■ Aim of the exercise
Count how many lines of the data include "ylabel". The answer is that number and nothing else.

■ Exercise material
(begin)

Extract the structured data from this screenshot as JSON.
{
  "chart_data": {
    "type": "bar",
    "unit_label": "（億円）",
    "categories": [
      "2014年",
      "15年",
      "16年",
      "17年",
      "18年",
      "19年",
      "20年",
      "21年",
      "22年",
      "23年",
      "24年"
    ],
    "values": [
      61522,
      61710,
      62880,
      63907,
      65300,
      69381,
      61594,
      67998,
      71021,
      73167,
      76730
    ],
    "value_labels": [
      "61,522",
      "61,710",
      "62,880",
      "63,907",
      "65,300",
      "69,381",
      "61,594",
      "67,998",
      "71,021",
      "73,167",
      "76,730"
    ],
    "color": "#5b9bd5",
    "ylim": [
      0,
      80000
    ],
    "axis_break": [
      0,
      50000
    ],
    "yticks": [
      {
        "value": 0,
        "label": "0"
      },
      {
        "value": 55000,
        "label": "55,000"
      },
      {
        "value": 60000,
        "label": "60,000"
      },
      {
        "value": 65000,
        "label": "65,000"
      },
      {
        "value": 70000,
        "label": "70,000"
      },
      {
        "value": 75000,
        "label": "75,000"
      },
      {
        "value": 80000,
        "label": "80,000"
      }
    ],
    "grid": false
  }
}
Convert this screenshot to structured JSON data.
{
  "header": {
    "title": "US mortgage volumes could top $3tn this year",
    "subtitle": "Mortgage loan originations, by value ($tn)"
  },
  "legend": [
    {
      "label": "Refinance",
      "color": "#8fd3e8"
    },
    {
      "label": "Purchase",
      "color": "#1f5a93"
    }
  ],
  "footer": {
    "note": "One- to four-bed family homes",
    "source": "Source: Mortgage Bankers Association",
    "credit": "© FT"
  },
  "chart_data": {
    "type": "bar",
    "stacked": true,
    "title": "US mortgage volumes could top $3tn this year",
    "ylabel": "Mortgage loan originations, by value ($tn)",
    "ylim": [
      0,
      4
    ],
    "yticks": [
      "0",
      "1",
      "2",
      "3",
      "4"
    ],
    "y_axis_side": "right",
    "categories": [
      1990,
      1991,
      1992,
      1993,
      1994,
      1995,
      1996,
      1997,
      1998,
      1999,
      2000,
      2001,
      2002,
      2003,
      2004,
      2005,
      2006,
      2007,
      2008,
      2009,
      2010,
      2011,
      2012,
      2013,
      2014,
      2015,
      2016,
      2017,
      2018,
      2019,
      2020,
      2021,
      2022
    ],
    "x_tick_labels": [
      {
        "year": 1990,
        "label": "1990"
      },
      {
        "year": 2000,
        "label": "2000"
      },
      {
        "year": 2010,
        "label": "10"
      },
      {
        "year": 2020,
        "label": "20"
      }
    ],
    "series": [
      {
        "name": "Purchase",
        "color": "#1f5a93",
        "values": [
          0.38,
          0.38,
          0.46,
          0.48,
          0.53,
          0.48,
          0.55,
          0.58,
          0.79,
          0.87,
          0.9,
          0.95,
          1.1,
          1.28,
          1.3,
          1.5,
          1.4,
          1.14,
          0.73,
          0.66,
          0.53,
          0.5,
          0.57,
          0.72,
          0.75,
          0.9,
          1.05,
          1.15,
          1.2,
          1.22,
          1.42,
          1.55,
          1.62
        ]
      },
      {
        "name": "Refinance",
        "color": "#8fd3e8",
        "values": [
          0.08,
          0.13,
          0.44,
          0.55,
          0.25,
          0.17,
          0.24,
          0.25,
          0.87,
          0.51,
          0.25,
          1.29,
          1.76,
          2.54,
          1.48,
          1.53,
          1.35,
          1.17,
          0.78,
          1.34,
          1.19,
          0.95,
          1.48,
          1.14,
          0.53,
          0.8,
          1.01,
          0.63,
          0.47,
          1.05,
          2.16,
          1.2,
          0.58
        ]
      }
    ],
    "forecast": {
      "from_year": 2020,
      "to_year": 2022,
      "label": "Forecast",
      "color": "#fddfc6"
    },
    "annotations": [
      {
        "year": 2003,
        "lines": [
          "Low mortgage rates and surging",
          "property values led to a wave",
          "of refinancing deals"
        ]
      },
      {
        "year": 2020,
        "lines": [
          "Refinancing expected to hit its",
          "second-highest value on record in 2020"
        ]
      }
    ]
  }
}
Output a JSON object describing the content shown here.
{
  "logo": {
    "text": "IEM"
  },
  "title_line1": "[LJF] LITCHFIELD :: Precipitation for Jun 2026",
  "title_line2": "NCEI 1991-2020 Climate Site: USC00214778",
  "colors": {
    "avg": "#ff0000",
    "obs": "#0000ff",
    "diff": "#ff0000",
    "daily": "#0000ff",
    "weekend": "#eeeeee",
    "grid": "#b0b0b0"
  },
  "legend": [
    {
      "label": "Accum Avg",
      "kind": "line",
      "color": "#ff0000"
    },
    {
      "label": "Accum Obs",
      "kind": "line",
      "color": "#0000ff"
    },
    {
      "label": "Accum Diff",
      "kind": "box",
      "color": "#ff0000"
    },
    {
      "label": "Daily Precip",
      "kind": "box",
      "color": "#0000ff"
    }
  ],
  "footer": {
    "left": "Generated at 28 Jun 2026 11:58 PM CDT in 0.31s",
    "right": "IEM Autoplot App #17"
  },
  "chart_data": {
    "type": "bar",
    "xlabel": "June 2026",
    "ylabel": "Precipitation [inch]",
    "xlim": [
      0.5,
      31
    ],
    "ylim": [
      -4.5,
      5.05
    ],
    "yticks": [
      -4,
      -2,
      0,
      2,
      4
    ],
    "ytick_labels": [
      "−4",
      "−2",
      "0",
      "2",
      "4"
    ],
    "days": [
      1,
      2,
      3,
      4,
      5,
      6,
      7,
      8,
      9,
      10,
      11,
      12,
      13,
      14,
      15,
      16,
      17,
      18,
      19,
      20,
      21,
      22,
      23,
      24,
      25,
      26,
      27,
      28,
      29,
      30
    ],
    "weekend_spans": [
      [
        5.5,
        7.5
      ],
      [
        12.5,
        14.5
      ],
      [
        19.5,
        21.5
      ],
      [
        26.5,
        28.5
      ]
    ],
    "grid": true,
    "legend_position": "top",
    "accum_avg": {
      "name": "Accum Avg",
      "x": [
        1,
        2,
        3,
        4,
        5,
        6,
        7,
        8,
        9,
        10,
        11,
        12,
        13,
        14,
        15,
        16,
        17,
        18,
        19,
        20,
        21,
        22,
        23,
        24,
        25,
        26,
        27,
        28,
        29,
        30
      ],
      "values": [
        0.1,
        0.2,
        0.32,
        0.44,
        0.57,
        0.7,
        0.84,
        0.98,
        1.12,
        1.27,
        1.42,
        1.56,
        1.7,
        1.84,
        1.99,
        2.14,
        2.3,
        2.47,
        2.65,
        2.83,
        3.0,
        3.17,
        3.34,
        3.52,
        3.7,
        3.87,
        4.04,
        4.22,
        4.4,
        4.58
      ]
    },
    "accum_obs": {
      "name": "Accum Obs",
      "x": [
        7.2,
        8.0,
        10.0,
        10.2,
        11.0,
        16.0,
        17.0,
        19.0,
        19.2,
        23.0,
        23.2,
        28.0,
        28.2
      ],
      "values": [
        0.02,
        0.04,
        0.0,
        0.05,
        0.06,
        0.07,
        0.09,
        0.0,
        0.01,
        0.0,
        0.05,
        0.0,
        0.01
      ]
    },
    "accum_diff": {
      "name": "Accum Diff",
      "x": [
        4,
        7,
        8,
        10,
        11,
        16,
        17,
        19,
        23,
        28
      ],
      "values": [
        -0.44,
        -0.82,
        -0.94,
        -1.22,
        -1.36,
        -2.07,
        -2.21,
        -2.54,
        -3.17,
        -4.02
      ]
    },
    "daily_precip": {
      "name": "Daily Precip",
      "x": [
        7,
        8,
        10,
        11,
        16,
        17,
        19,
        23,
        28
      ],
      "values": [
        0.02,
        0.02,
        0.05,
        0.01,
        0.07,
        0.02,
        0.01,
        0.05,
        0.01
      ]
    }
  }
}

(end)

■ The solution
2